**Exercise**.
In the news item on single-cell E. coli profiling, what method did the researchers use to measure mRNA levels?

**Supplied text**.
※ ※ ※

NEW YORK (GenomeWeb News) – In a paper appearing online today in Science, researchers from Harvard University and the University of Toronto report that they have assessed single molecule proteome and transcriptome profiles in individual Escherichia coli cells.
"This article is where single molecules meet systems biology," senior author Sunney Xie, a chemistry and chemical biology researcher at Harvard University, told GenomeWeb Daily News. "This is the first time that a proteome has been characterized with single molecule sensitivity for any organism."
Using single-molecule imaging of E. coli strains from a yellow fluorescent protein fusion library, the team measured and compared protein and mRNA levels in individual E. coli cells. They found that mRNA levels for specific genes did not correlate with protein levels for products of the same genes in single E. coli cells — apparently due to the stochastic nature of gene expression and differences in how long mRNA and proteins last in the cell.
The study relied on a yellow fluorescent protein, or YFP, library created by tweaking an E. coli mass spectrometry library developed by University of Toronto proteomics and bioinformatics researcher Andrew Emili.
By fusing a different gene to a yellow fluorescent coding sequence in each E. coli strain, the researchers could systematically look at protein levels by imaging individual cells from each strain and quantifying the fluorescence levels.
Meanwhile, they simultaneously measured mRNA levels using single molecule FISH targeting the YFP gene itself — an approach that bypasses potential complications introduced by differences in the secondary structure of bacterial gene transcripts, Xie noted.
"We have provided quantitative analyses of both abundance and noise in the proteome and transcriptome on a single-cell level for [the] Gram-negative bacteria E. coli," the team wrote. "Given that some proteins and most mRNAs of functional genes are present at low copy numbers in a bacterial cell, the single-molecule sensitivity afforded by our measurements is necessary for understanding stochastic gene expression and regulation."
When the researchers characterized the distribution or "noise" in the system, they found that this noise was inversely proportional to the gene expression level at low levels but that this noise remains constant at high levels.
At the lower expression levels, Xie explained, the system is dominated by intrinsic noise — in other words, the stochastic nature of individual molecules' biochemical reactions.
Overall, the team found that all of the E. coli genes tested were expressed to some extent — some because they are functionally necessary in the cell and some due to "leakage" in the system, Xie said. In single cells, he explained, it wasn't possible to compare gene expression and protein levels for genes expressed at extremely low levels in single cells.
But they could compare these levels for more highly expressed genes, showing that mRNA levels and protein levels for each gene did not correlate with one another in single cells.

※ ※ ※

**Provided data**.
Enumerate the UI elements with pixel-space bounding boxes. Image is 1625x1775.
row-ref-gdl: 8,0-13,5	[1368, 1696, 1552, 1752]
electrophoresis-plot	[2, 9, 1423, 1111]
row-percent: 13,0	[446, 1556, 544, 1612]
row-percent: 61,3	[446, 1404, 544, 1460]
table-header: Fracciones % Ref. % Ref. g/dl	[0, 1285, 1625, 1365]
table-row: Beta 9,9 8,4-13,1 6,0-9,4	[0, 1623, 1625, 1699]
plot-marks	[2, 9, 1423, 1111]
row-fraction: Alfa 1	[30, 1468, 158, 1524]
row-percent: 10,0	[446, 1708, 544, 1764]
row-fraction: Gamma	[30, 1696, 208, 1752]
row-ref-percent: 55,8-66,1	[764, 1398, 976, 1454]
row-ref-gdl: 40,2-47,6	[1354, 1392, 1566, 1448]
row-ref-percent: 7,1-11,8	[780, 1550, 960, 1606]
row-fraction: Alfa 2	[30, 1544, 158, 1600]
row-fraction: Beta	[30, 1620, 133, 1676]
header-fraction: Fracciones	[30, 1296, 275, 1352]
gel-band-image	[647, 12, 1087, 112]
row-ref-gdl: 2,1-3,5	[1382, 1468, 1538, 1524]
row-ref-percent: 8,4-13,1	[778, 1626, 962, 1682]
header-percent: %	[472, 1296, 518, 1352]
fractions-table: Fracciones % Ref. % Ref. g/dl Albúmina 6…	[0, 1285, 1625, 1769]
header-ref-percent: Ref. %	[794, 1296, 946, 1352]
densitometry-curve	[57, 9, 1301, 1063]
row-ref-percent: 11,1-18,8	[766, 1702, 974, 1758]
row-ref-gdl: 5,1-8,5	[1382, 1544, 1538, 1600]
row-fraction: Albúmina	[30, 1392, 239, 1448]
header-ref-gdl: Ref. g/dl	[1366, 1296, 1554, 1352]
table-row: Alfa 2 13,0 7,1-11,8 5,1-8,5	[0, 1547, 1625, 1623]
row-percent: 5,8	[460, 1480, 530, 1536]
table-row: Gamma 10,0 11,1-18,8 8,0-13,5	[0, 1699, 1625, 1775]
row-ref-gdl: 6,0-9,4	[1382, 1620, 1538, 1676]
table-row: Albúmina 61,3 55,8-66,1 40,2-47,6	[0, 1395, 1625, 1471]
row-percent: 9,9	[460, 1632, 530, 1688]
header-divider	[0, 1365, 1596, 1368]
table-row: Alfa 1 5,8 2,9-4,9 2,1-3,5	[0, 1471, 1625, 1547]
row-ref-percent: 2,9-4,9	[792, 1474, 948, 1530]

※ ※ ※

**Answer box**.
They used single molecule FISH targeting the YFP gene itself.